=== Stated goal ===
Scan the data for "Favorites" and copy the lines it appears in.

....

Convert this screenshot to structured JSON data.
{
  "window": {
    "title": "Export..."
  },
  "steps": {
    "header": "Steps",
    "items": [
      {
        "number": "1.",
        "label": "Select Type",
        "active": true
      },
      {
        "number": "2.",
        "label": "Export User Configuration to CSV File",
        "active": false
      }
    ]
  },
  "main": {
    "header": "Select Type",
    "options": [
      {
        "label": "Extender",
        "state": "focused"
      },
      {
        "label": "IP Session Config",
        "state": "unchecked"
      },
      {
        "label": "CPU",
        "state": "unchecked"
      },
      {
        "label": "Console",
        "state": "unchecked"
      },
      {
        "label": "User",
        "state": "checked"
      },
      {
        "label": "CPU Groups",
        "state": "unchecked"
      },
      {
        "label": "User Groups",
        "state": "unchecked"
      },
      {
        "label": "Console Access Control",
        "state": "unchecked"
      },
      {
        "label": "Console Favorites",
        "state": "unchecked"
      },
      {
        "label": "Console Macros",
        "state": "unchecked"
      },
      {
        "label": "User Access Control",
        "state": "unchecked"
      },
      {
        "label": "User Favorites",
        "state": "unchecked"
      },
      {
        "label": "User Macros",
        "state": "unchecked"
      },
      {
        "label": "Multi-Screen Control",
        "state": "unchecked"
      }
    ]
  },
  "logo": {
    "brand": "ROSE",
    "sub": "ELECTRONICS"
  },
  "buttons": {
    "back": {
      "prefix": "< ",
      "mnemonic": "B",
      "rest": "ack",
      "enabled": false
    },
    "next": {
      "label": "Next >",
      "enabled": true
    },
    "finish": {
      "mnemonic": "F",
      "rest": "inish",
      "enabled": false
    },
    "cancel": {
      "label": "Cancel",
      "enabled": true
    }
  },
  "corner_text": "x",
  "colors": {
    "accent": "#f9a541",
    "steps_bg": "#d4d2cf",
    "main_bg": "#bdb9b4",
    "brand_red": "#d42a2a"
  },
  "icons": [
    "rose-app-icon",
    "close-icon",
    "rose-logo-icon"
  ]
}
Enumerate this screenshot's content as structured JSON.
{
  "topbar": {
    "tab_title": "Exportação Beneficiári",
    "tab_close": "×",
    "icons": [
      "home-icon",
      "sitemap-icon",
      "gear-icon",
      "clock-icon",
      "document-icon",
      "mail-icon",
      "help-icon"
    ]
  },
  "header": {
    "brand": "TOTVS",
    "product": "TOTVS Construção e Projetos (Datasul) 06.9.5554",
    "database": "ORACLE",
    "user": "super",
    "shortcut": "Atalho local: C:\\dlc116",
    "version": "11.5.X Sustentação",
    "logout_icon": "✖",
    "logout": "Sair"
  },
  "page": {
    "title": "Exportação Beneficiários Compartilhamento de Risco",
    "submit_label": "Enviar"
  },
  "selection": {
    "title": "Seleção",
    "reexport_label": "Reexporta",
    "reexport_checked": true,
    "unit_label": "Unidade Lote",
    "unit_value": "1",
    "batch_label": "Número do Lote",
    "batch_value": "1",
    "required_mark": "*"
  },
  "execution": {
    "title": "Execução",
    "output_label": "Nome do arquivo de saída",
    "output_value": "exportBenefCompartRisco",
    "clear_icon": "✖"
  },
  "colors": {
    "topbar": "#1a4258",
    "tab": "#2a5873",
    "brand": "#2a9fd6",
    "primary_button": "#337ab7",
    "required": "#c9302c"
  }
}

....

=== Complete answer ===
        "label": "Console Favorites",
        "label": "User Favorites",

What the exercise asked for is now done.